Exercise requirements: From the listing below, select every line where the word "that" appears.
==========
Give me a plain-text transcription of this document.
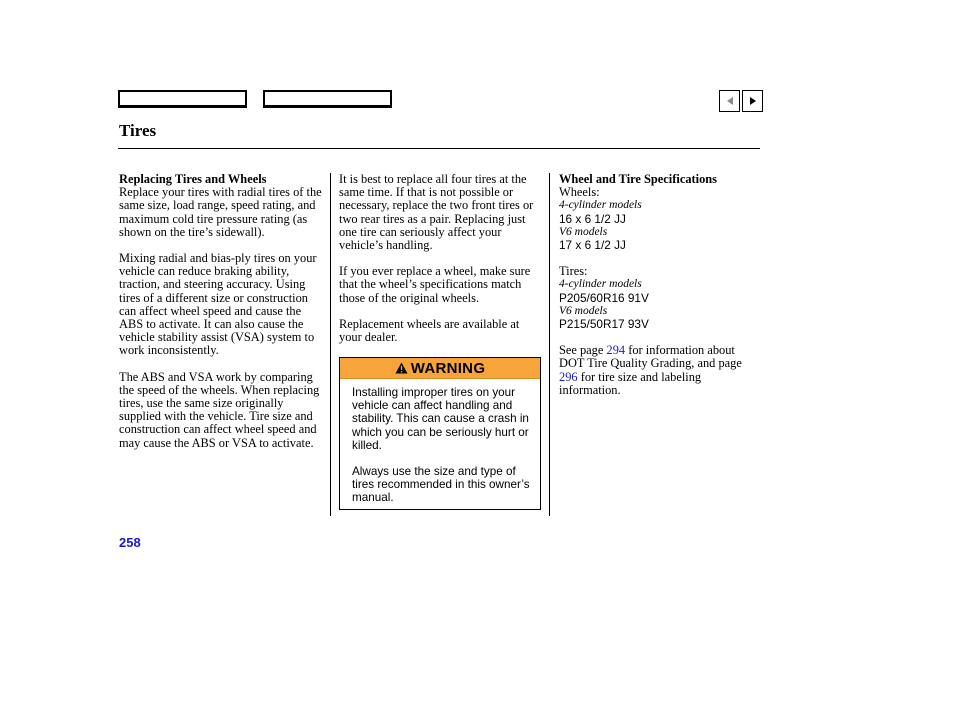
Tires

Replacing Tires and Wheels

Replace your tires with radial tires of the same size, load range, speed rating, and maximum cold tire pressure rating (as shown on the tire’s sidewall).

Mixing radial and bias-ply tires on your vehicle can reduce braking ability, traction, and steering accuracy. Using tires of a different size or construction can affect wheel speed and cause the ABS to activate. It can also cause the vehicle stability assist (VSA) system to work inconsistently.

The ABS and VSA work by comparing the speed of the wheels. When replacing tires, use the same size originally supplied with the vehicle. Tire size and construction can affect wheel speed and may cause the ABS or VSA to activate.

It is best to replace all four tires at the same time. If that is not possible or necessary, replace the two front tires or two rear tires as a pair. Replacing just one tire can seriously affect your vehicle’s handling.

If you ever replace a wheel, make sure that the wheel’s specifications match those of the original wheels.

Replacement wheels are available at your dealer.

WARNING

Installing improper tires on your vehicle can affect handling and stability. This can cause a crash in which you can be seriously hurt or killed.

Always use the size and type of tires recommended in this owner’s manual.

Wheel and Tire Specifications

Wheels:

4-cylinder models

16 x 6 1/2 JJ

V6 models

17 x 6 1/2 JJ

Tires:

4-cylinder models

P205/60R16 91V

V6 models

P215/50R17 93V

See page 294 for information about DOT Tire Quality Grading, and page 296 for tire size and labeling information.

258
==========
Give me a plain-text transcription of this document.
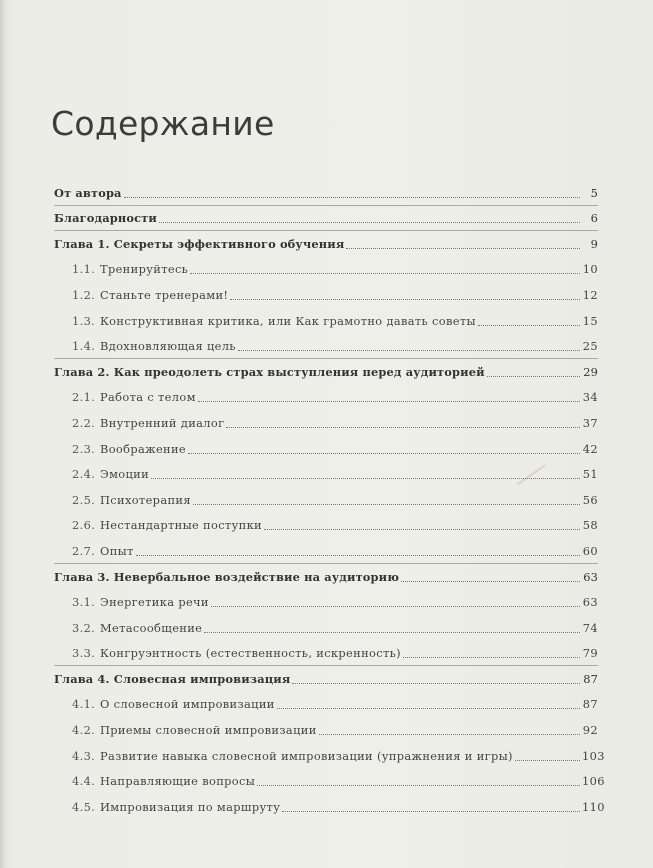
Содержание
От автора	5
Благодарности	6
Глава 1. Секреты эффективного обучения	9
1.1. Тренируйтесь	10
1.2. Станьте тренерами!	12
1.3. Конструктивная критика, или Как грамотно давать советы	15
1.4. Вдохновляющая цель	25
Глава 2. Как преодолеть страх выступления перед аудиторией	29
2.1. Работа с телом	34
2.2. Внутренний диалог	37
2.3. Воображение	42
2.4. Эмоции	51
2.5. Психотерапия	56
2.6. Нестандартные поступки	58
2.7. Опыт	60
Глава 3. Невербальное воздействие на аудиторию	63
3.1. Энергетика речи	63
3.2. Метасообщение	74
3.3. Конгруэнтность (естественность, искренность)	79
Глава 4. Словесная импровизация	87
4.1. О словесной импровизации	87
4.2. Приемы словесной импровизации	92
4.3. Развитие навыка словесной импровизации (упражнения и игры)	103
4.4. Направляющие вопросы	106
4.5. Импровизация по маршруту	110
==========
Exercise answer:
It is best to replace all four tires at the same time. If that is not possible or necessary, replace the two front tires or two rear tires as a pair. Replacing just one tire can seriously affect your vehicle’s handling.
If you ever replace a wheel, make sure that the wheel’s specifications match those of the original wheels.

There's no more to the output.